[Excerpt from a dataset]
..........

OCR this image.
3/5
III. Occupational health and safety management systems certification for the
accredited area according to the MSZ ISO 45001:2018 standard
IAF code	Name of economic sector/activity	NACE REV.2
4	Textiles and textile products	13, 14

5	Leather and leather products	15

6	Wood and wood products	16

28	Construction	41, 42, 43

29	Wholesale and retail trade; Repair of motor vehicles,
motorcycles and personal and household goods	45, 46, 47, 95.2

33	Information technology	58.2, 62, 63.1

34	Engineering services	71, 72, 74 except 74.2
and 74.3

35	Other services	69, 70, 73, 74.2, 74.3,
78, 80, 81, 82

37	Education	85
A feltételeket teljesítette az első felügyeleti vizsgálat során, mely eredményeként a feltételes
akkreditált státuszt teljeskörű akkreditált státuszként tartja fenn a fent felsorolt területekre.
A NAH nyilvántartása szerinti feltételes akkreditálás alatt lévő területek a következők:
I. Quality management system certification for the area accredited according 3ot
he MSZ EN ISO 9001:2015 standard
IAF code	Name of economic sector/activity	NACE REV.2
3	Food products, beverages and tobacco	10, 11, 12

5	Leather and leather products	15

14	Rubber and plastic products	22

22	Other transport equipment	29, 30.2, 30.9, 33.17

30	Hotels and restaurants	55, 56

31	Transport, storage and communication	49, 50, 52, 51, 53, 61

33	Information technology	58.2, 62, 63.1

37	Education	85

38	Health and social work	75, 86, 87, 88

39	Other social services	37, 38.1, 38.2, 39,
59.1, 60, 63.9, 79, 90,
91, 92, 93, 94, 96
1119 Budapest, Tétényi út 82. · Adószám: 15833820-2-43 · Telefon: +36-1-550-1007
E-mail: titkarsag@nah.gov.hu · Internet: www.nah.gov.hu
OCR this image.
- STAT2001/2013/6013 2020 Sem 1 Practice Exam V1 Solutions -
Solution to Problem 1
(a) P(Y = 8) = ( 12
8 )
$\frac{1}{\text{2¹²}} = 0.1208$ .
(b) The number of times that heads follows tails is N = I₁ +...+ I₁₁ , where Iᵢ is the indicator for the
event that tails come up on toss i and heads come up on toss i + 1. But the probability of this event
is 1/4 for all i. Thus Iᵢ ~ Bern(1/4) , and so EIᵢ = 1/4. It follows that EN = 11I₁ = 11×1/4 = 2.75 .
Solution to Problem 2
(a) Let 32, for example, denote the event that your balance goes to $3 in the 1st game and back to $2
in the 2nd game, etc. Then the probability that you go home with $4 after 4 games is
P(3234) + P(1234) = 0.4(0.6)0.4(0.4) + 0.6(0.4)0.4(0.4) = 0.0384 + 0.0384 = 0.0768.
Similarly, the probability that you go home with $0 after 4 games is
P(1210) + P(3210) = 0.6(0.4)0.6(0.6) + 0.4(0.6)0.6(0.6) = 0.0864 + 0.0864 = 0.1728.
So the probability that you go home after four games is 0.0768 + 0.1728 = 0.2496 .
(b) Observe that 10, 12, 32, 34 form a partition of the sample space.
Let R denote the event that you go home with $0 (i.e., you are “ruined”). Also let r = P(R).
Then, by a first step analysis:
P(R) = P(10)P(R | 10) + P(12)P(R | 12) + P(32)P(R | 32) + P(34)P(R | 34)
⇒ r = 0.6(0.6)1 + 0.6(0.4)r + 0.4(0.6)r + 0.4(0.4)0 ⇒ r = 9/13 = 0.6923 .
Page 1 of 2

..........

PROBLEM STATEMENT — For the listing above, give the number of lines in which the string "with" occurs, and nothing else.

ANSWER TO THIS TASK — 3